** START OF DATA ENTRIES **
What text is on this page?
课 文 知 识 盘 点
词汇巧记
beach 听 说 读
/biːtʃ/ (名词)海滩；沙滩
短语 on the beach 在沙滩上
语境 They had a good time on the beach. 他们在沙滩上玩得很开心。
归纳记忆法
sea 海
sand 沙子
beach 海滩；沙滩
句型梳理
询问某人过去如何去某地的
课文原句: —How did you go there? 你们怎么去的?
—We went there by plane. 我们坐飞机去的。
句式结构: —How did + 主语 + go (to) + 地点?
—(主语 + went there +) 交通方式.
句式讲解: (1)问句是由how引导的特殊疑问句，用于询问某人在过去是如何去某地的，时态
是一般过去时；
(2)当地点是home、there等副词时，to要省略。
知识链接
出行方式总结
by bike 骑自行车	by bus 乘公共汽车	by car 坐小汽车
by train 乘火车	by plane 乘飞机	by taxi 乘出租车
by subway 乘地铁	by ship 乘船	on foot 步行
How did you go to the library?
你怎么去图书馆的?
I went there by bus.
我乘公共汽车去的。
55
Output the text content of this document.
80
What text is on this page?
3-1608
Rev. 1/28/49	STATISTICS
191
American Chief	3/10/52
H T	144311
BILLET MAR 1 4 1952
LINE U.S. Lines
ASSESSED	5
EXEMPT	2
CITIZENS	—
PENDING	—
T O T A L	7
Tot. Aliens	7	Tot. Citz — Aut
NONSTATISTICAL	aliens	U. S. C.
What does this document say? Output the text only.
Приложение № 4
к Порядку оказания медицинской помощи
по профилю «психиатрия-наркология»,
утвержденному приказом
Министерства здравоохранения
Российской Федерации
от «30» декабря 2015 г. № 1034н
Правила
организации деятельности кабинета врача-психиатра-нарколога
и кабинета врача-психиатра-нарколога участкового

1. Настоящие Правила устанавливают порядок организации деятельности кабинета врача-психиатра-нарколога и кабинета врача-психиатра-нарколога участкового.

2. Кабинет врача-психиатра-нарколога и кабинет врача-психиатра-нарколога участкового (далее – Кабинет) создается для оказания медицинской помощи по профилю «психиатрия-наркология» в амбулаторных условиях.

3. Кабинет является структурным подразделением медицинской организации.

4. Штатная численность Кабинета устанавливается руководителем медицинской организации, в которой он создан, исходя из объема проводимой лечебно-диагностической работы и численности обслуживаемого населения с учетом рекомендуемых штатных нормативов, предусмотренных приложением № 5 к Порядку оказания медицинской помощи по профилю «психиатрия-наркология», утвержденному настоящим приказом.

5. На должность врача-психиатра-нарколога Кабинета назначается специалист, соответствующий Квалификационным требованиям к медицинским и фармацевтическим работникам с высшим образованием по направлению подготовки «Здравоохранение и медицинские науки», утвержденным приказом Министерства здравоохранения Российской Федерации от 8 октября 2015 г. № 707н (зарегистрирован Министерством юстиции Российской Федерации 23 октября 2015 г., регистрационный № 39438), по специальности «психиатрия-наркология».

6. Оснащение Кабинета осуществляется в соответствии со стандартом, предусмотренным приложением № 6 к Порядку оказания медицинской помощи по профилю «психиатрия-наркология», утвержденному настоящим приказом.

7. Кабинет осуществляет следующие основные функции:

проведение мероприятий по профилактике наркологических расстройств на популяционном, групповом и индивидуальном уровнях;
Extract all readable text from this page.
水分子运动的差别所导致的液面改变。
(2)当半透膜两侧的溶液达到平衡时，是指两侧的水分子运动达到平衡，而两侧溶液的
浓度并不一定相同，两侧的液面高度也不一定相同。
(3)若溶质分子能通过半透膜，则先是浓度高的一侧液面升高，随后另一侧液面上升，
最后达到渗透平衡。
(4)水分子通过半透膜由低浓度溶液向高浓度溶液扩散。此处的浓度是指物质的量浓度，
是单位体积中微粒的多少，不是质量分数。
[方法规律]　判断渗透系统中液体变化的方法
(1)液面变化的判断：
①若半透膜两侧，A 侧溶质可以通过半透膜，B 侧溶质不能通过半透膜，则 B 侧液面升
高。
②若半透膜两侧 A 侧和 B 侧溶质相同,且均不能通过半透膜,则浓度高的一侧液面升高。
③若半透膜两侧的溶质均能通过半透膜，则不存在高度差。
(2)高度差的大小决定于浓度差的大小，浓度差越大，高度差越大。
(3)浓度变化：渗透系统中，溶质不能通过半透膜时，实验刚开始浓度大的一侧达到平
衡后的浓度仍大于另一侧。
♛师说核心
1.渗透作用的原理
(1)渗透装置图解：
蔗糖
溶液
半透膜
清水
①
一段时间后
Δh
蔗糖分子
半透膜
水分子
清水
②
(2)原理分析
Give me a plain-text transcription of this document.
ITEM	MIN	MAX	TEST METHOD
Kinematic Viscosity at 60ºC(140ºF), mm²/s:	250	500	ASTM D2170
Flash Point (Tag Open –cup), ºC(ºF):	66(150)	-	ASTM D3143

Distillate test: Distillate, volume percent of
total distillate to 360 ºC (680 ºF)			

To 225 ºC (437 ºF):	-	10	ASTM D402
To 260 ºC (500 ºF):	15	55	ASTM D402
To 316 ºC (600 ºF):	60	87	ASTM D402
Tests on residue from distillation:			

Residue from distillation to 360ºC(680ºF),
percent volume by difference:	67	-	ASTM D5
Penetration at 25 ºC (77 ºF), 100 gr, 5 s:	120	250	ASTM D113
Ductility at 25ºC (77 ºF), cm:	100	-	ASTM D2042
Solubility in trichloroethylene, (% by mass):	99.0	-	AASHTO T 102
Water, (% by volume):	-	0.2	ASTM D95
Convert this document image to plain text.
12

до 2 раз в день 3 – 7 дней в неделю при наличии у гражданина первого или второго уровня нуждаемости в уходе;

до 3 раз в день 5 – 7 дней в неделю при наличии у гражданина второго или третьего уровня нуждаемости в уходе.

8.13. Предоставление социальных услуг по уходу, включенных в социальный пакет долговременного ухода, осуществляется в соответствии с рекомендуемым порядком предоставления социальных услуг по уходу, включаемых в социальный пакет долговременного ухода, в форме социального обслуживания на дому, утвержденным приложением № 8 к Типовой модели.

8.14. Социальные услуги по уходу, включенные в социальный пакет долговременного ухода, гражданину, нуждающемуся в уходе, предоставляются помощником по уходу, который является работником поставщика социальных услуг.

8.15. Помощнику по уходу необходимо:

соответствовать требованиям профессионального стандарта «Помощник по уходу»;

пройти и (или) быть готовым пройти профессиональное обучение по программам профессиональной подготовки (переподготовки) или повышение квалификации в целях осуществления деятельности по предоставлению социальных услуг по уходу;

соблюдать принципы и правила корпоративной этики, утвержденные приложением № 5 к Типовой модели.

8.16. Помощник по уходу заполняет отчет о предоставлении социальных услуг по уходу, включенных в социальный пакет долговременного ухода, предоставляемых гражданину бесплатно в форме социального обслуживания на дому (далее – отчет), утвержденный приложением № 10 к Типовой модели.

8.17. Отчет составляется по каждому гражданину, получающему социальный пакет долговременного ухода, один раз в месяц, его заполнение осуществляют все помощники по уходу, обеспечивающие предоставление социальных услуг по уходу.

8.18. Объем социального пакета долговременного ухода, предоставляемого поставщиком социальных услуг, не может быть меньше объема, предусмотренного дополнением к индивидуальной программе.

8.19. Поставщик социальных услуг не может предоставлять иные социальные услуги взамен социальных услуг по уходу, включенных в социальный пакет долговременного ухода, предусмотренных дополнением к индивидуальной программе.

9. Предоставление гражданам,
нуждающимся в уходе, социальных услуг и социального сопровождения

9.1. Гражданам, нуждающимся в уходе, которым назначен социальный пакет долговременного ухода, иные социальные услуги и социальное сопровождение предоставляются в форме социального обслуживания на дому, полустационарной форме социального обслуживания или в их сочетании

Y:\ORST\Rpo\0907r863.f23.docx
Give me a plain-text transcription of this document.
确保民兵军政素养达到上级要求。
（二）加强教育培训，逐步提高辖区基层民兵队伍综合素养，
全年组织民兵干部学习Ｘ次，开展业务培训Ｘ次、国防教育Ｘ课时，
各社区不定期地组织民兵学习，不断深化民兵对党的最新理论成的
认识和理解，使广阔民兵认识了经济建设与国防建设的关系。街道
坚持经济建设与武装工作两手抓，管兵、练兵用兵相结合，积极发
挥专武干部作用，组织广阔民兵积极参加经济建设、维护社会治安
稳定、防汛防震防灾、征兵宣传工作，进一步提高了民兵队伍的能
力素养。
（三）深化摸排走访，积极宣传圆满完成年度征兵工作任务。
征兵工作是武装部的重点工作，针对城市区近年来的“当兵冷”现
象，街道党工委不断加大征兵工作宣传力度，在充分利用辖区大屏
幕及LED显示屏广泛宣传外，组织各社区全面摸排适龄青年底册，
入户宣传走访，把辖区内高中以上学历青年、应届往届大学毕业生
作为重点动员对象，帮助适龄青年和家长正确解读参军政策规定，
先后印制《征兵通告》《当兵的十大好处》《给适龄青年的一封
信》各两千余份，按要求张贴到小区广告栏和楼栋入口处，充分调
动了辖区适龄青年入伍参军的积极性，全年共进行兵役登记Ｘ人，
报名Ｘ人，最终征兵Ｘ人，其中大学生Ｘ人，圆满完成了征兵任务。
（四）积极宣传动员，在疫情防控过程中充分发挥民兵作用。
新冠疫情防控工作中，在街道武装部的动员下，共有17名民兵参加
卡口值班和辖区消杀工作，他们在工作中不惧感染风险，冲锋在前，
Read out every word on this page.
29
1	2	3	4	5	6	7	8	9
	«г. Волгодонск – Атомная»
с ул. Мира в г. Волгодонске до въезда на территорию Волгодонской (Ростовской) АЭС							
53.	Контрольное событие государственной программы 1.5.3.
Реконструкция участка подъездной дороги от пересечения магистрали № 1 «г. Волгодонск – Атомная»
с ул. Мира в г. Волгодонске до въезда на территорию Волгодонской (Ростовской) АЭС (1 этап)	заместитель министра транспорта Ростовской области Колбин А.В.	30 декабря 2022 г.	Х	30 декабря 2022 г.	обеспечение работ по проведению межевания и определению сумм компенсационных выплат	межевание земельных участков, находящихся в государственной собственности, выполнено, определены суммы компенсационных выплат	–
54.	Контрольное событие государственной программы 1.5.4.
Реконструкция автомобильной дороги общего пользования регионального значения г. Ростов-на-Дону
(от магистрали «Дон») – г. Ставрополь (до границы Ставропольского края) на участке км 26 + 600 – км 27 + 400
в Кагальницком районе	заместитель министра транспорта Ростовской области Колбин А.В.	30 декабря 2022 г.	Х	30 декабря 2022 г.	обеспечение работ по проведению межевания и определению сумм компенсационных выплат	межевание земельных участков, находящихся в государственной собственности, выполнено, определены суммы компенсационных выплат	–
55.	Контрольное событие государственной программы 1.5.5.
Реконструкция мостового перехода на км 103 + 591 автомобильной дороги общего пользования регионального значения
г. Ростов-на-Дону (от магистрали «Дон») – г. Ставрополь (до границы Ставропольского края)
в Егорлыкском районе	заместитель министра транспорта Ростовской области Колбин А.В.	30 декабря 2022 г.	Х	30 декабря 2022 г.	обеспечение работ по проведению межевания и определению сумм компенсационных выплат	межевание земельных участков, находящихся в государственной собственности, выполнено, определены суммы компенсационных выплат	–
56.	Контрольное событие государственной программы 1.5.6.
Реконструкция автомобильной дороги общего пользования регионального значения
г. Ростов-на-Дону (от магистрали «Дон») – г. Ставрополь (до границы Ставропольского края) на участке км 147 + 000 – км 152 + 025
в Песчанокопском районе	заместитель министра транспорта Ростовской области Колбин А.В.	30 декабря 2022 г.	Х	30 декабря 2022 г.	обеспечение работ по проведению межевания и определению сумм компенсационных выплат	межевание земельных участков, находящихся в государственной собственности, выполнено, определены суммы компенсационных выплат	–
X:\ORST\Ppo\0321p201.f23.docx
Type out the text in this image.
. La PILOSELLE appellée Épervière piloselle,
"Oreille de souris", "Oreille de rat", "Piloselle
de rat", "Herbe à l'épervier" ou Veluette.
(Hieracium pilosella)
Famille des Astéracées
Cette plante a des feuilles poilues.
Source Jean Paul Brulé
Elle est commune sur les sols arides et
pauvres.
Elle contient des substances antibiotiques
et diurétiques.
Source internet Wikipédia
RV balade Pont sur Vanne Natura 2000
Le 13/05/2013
** END OF DATA ENTRIES **
Say how many lines in this listing hold the string "настоящим", giving the count and nothing more.

2